■ RECORDS TO PROCESS ■
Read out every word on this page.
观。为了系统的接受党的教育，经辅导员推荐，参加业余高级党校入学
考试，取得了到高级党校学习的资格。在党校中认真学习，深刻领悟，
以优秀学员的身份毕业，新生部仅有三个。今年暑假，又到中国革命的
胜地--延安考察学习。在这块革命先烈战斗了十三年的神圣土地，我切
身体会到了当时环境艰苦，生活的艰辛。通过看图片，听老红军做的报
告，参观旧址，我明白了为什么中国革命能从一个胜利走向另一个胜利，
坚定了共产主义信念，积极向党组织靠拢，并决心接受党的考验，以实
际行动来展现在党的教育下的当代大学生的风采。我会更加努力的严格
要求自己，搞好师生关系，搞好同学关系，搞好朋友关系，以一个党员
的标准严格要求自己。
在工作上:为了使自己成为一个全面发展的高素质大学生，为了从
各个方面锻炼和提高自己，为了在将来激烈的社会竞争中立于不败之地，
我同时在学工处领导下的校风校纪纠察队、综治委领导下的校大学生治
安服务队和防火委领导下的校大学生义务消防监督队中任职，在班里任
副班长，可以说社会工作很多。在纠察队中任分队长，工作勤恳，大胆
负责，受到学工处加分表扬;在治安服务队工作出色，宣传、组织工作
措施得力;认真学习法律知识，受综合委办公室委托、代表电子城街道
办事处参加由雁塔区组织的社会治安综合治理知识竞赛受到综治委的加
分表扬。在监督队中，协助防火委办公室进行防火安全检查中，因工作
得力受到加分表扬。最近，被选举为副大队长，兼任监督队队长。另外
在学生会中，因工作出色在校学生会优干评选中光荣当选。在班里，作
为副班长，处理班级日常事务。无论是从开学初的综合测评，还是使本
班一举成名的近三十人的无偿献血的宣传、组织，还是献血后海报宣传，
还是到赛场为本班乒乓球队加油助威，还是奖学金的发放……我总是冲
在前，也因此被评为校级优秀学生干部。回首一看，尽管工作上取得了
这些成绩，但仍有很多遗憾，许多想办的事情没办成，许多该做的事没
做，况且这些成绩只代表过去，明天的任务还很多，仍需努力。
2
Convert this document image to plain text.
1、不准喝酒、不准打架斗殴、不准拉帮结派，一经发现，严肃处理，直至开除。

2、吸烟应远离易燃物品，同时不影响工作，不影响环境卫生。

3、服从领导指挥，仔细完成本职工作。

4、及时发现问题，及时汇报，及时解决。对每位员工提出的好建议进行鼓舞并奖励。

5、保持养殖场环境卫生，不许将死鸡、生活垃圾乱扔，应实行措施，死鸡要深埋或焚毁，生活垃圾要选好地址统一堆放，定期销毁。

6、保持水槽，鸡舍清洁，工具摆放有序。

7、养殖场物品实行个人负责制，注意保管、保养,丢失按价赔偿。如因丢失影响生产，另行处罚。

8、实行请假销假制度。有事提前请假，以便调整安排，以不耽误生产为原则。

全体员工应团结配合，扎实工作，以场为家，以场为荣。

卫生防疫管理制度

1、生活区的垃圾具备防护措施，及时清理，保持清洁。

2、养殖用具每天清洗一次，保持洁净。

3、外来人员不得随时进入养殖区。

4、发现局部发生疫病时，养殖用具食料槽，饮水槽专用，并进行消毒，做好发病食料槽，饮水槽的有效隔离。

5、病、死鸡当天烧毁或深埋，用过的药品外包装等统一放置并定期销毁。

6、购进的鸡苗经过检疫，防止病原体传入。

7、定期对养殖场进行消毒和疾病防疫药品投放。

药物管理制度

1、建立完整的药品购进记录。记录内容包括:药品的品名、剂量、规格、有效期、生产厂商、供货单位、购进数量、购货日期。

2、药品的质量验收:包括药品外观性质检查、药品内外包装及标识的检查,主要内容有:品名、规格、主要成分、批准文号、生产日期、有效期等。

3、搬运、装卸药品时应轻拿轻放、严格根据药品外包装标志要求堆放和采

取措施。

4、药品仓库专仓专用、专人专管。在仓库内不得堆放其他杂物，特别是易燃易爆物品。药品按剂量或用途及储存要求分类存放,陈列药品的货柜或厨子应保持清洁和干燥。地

■ DIRECTIONS ■
Set down each entry again, unchanged.

■ REPLY TO THE EXERCISE ■
Read out every word on this page.
观。为了系统的接受党的教育，经辅导员推荐，参加业余高级党校入学
考试，取得了到高级党校学习的资格。在党校中认真学习，深刻领悟，
以优秀学员的身份毕业，新生部仅有三个。今年暑假，又到中国革命的
胜地--延安考察学习。在这块革命先烈战斗了十三年的神圣土地，我切
身体会到了当时环境艰苦，生活的艰辛。通过看图片，听老红军做的报
告，参观旧址，我明白了为什么中国革命能从一个胜利走向另一个胜利，
坚定了共产主义信念，积极向党组织靠拢，并决心接受党的考验，以实
际行动来展现在党的教育下的当代大学生的风采。我会更加努力的严格
要求自己，搞好师生关系，搞好同学关系，搞好朋友关系，以一个党员
的标准严格要求自己。
在工作上:为了使自己成为一个全面发展的高素质大学生，为了从
各个方面锻炼和提高自己，为了在将来激烈的社会竞争中立于不败之地，
我同时在学工处领导下的校风校纪纠察队、综治委领导下的校大学生治
安服务队和防火委领导下的校大学生义务消防监督队中任职，在班里任
副班长，可以说社会工作很多。在纠察队中任分队长，工作勤恳，大胆
负责，受到学工处加分表扬;在治安服务队工作出色，宣传、组织工作
措施得力;认真学习法律知识，受综合委办公室委托、代表电子城街道
办事处参加由雁塔区组织的社会治安综合治理知识竞赛受到综治委的加
分表扬。在监督队中，协助防火委办公室进行防火安全检查中，因工作
得力受到加分表扬。最近，被选举为副大队长，兼任监督队队长。另外
在学生会中，因工作出色在校学生会优干评选中光荣当选。在班里，作
为副班长，处理班级日常事务。无论是从开学初的综合测评，还是使本
班一举成名的近三十人的无偿献血的宣传、组织，还是献血后海报宣传，
还是到赛场为本班乒乓球队加油助威，还是奖学金的发放……我总是冲
在前，也因此被评为校级优秀学生干部。回首一看，尽管工作上取得了
这些成绩，但仍有很多遗憾，许多想办的事情没办成，许多该做的事没
做，况且这些成绩只代表过去，明天的任务还很多，仍需努力。
2
Convert this document image to plain text.
1、不准喝酒、不准打架斗殴、不准拉帮结派，一经发现，严肃处理，直至开除。

2、吸烟应远离易燃物品，同时不影响工作，不影响环境卫生。

3、服从领导指挥，仔细完成本职工作。

4、及时发现问题，及时汇报，及时解决。对每位员工提出的好建议进行鼓舞并奖励。

5、保持养殖场环境卫生，不许将死鸡、生活垃圾乱扔，应实行措施，死鸡要深埋或焚毁，生活垃圾要选好地址统一堆放，定期销毁。

6、保持水槽，鸡舍清洁，工具摆放有序。

7、养殖场物品实行个人负责制，注意保管、保养,丢失按价赔偿。如因丢失影响生产，另行处罚。

8、实行请假销假制度。有事提前请假，以便调整安排，以不耽误生产为原则。

全体员工应团结配合，扎实工作，以场为家，以场为荣。

卫生防疫管理制度

1、生活区的垃圾具备防护措施，及时清理，保持清洁。

2、养殖用具每天清洗一次，保持洁净。

3、外来人员不得随时进入养殖区。

4、发现局部发生疫病时，养殖用具食料槽，饮水槽专用，并进行消毒，做好发病食料槽，饮水槽的有效隔离。

5、病、死鸡当天烧毁或深埋，用过的药品外包装等统一放置并定期销毁。

6、购进的鸡苗经过检疫，防止病原体传入。

7、定期对养殖场进行消毒和疾病防疫药品投放。

药物管理制度

1、建立完整的药品购进记录。记录内容包括:药品的品名、剂量、规格、有效期、生产厂商、供货单位、购进数量、购货日期。

2、药品的质量验收:包括药品外观性质检查、药品内外包装及标识的检查,主要内容有:品名、规格、主要成分、批准文号、生产日期、有效期等。

3、搬运、装卸药品时应轻拿轻放、严格根据药品外包装标志要求堆放和采

取措施。

4、药品仓库专仓专用、专人专管。在仓库内不得堆放其他杂物，特别是易燃易爆物品。药品按剂量或用途及储存要求分类存放,陈列药品的货柜或厨子应保持清洁和干燥。地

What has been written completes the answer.